Copy every line in the records below that contains the word "taal".
■ ■ ■ ■
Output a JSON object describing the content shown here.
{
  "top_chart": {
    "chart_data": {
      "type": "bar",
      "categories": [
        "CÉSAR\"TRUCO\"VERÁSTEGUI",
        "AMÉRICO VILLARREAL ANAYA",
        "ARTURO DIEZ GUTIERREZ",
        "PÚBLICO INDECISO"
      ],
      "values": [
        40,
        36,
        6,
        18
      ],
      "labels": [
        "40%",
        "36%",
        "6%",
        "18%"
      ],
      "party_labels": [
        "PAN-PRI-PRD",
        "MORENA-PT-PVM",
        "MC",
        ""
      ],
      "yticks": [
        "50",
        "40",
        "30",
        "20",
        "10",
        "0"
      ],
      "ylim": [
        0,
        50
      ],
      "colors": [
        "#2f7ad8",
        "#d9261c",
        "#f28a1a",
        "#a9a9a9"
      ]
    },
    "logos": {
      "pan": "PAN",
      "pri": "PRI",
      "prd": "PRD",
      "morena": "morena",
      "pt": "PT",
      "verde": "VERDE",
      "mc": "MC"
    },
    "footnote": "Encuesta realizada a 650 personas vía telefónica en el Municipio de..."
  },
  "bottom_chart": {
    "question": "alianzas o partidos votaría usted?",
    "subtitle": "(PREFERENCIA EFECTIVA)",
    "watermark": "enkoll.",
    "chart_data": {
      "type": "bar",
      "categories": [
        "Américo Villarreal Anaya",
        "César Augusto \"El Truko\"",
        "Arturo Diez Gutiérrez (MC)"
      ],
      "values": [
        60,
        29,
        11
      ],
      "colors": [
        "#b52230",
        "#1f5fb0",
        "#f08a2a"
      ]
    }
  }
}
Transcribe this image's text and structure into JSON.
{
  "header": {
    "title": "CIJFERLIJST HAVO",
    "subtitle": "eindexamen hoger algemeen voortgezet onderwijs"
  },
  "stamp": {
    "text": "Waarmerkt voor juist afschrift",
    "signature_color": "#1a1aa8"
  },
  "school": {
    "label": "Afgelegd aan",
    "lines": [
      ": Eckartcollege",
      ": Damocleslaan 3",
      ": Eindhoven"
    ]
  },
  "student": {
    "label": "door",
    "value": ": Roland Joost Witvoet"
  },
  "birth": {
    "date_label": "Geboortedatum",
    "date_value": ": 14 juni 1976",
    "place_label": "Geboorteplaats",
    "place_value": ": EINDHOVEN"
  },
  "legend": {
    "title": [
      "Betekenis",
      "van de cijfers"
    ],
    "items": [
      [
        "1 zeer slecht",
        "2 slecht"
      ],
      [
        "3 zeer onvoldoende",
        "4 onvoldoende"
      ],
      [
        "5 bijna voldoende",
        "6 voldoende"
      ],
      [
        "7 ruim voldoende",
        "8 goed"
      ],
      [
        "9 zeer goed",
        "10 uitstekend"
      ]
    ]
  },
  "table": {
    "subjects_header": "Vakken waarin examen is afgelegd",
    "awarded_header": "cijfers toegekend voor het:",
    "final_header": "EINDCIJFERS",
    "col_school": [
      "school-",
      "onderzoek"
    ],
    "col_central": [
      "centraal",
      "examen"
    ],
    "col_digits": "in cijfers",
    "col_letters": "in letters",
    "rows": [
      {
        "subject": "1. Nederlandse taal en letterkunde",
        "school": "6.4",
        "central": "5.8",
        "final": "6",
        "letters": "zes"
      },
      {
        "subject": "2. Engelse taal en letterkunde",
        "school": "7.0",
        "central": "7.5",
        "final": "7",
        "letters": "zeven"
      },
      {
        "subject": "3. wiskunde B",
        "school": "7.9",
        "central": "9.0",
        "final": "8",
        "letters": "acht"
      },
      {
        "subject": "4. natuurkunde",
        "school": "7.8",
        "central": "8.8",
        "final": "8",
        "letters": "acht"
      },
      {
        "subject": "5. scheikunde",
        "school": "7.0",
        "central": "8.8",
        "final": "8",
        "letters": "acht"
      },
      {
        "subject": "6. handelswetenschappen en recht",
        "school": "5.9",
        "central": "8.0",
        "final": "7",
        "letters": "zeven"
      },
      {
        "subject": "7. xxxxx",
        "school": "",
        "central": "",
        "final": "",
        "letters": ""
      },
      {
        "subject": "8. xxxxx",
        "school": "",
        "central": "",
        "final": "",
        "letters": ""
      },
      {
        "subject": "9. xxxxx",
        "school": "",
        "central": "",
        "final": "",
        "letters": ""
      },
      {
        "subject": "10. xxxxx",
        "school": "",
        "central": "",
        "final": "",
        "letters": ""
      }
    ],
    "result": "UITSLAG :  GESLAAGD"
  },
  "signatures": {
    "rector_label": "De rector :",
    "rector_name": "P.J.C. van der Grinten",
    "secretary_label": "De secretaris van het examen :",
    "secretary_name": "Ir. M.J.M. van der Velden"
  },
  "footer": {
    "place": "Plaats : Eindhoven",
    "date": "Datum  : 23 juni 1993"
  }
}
■ ■ ■ ■
### Result
        "subject": "1. Nederlandse taal en letterkunde",
        "subject": "2. Engelse taal en letterkunde",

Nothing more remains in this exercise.